Only lines holding the word "color" should be copied from the material.

++++++

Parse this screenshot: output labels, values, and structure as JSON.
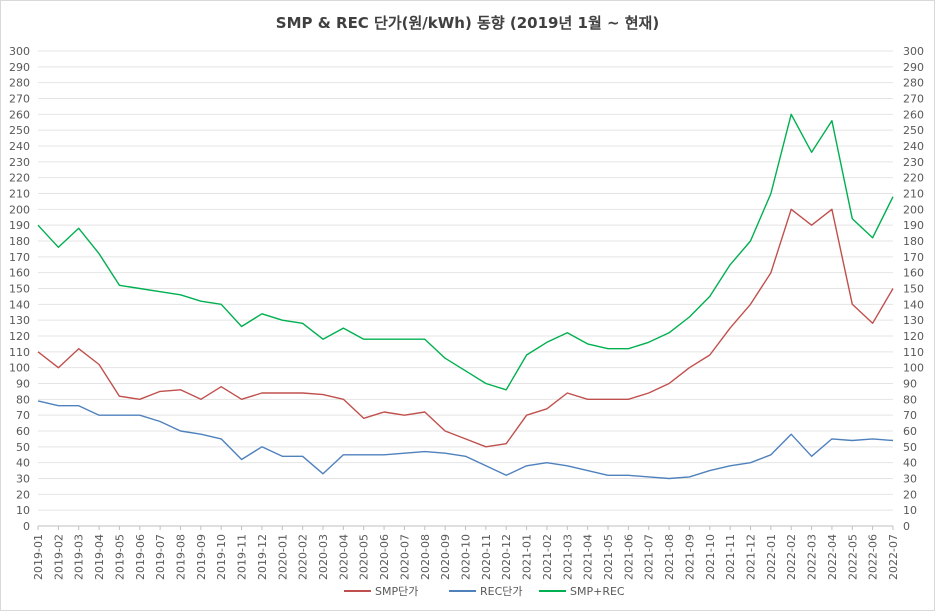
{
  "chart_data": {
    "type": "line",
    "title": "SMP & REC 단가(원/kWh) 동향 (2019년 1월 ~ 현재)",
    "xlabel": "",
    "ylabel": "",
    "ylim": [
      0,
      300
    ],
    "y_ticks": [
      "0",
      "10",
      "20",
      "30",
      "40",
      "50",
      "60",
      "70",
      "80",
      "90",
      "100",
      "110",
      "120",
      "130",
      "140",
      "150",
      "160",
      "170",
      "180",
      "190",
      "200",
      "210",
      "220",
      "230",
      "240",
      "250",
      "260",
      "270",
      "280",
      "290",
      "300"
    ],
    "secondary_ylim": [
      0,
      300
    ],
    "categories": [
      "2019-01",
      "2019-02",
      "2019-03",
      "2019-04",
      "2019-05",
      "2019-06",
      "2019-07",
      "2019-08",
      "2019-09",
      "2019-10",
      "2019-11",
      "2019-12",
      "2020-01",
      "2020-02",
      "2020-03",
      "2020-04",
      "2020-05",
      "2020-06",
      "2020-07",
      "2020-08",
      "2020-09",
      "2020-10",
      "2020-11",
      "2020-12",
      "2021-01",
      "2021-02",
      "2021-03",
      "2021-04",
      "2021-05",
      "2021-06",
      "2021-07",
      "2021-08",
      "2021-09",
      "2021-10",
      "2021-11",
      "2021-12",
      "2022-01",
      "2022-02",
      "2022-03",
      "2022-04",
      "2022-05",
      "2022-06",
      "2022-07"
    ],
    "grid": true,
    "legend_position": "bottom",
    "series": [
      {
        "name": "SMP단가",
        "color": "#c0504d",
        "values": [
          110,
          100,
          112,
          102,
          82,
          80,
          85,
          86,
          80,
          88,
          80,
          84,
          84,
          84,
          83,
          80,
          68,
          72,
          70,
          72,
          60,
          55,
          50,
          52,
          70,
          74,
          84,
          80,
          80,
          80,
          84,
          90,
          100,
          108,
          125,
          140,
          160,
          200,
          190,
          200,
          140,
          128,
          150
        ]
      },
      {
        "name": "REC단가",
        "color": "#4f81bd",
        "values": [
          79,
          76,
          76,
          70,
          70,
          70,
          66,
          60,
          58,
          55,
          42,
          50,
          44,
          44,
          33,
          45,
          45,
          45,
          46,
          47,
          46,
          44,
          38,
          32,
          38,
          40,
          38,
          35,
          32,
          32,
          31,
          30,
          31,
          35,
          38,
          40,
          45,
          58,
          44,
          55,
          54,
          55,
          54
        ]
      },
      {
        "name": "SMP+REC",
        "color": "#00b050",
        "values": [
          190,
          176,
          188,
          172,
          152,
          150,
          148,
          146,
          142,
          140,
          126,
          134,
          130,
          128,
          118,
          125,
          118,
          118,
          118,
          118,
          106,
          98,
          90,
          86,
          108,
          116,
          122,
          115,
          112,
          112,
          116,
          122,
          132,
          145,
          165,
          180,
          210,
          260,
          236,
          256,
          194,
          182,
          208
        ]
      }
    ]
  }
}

++++++

▶ [Answer in full]:
        "color": "#c0504d",
        "color": "#4f81bd",
        "color": "#00b050",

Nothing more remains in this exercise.